◆ PROBLEM
Repeat the material below word for word and leave out all pictures.

◆ DATA ENTRIES
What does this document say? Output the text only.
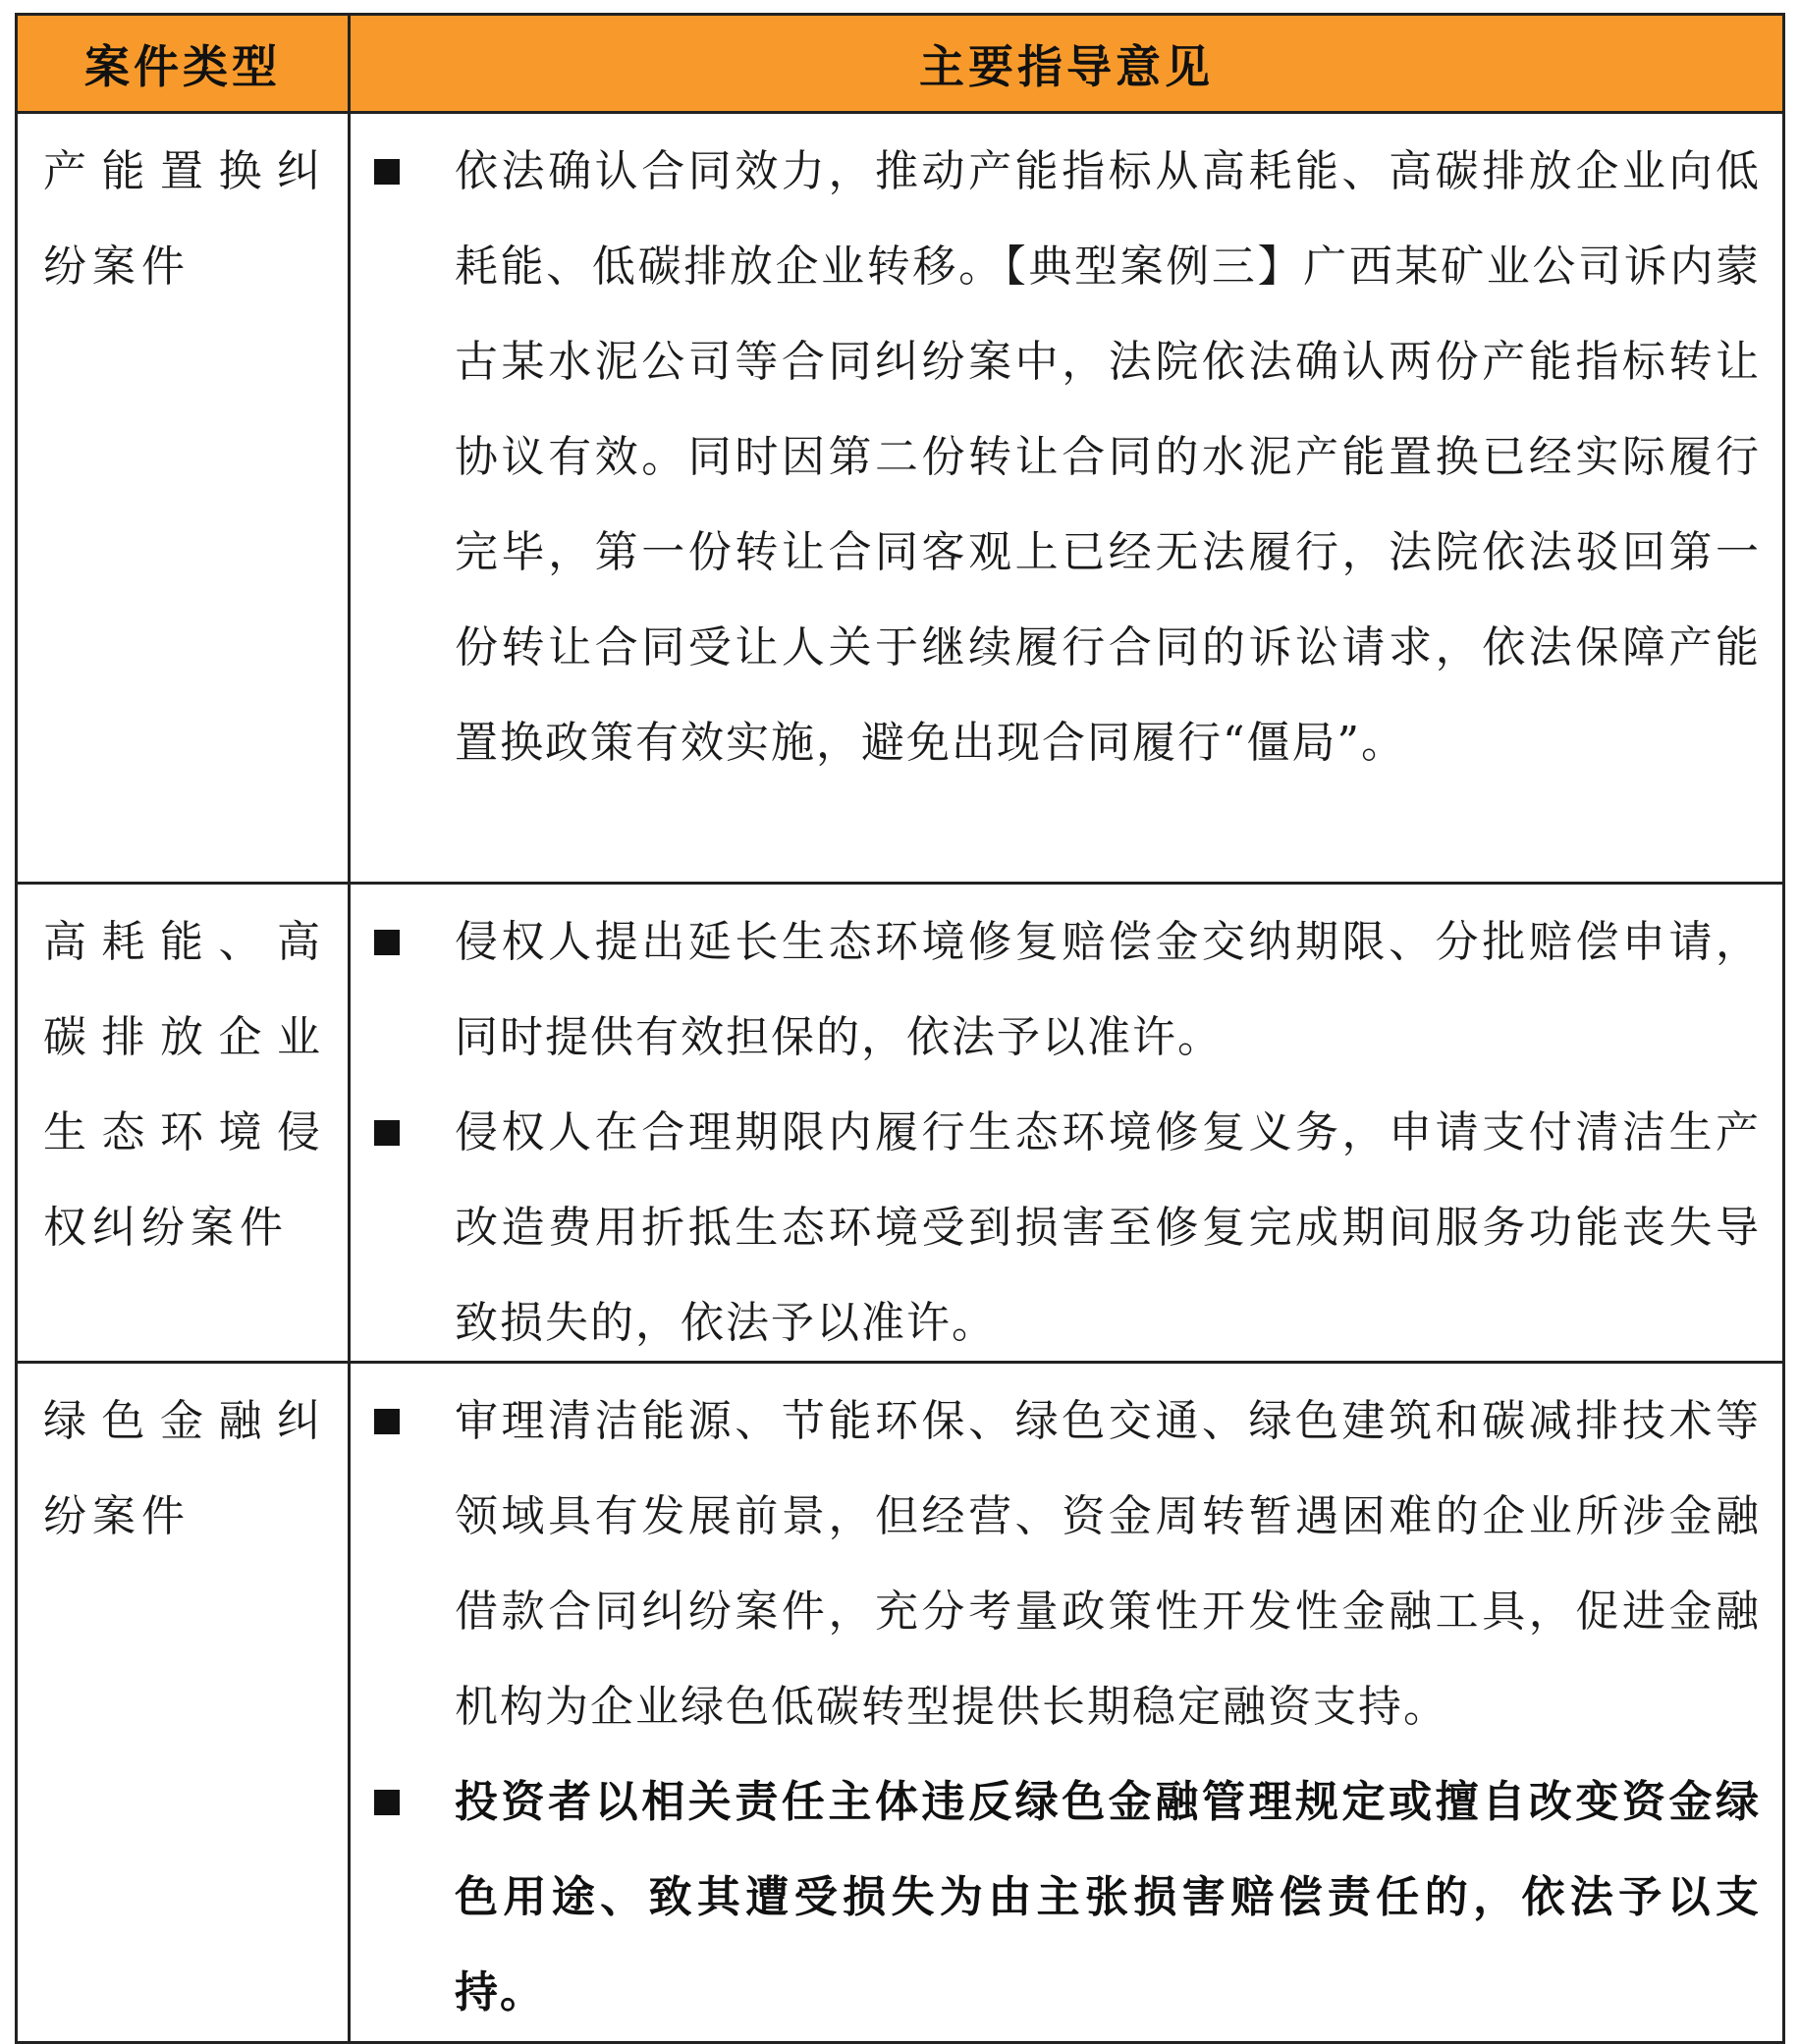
案件类型	主要指导意见
产能置换纠纷案件
依法确认合同效力，推动产能指标从高耗能、高碳排放企业向低耗能、低碳排放企业转移。【典型案例三】广西某矿业公司诉内蒙古某水泥公司等合同纠纷案中，法院依法确认两份产能指标转让协议有效。同时因第二份转让合同的水泥产能置换已经实际履行完毕，第一份转让合同客观上已经无法履行，法院依法驳回第一份转让合同受让人关于继续履行合同的诉讼请求，依法保障产能置换政策有效实施，避免出现合同履行“僵局”。
高耗能、高碳排放企业生态环境侵权纠纷案件
侵权人提出延长生态环境修复赔偿金交纳期限、分批赔偿申请，同时提供有效担保的，依法予以准许。
侵权人在合理期限内履行生态环境修复义务，申请支付清洁生产改造费用折抵生态环境受到损害至修复完成期间服务功能丧失导致损失的，依法予以准许。
绿色金融纠纷案件
审理清洁能源、节能环保、绿色交通、绿色建筑和碳减排技术等领域具有发展前景，但经营、资金周转暂遇困难的企业所涉金融借款合同纠纷案件，充分考量政策性开发性金融工具，促进金融机构为企业绿色低碳转型提供长期稳定融资支持。
投资者以相关责任主体违反绿色金融管理规定或擅自改变资金绿色用途、致其遭受损失为由主张损害赔偿责任的，依法予以支持。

◆ EXERCISE OUTPUT
What does this document say? Output the text only.
案件类型	主要指导意见
产能置换纠纷案件
依法确认合同效力，推动产能指标从高耗能、高碳排放企业向低耗能、低碳排放企业转移。【典型案例三】广西某矿业公司诉内蒙古某水泥公司等合同纠纷案中，法院依法确认两份产能指标转让协议有效。同时因第二份转让合同的水泥产能置换已经实际履行完毕，第一份转让合同客观上已经无法履行，法院依法驳回第一份转让合同受让人关于继续履行合同的诉讼请求，依法保障产能置换政策有效实施，避免出现合同履行“僵局”。
高耗能、高碳排放企业生态环境侵权纠纷案件
侵权人提出延长生态环境修复赔偿金交纳期限、分批赔偿申请，同时提供有效担保的，依法予以准许。
侵权人在合理期限内履行生态环境修复义务，申请支付清洁生产改造费用折抵生态环境受到损害至修复完成期间服务功能丧失导致损失的，依法予以准许。
绿色金融纠纷案件
审理清洁能源、节能环保、绿色交通、绿色建筑和碳减排技术等领域具有发展前景，但经营、资金周转暂遇困难的企业所涉金融借款合同纠纷案件，充分考量政策性开发性金融工具，促进金融机构为企业绿色低碳转型提供长期稳定融资支持。
投资者以相关责任主体违反绿色金融管理规定或擅自改变资金绿色用途、致其遭受损失为由主张损害赔偿责任的，依法予以支持。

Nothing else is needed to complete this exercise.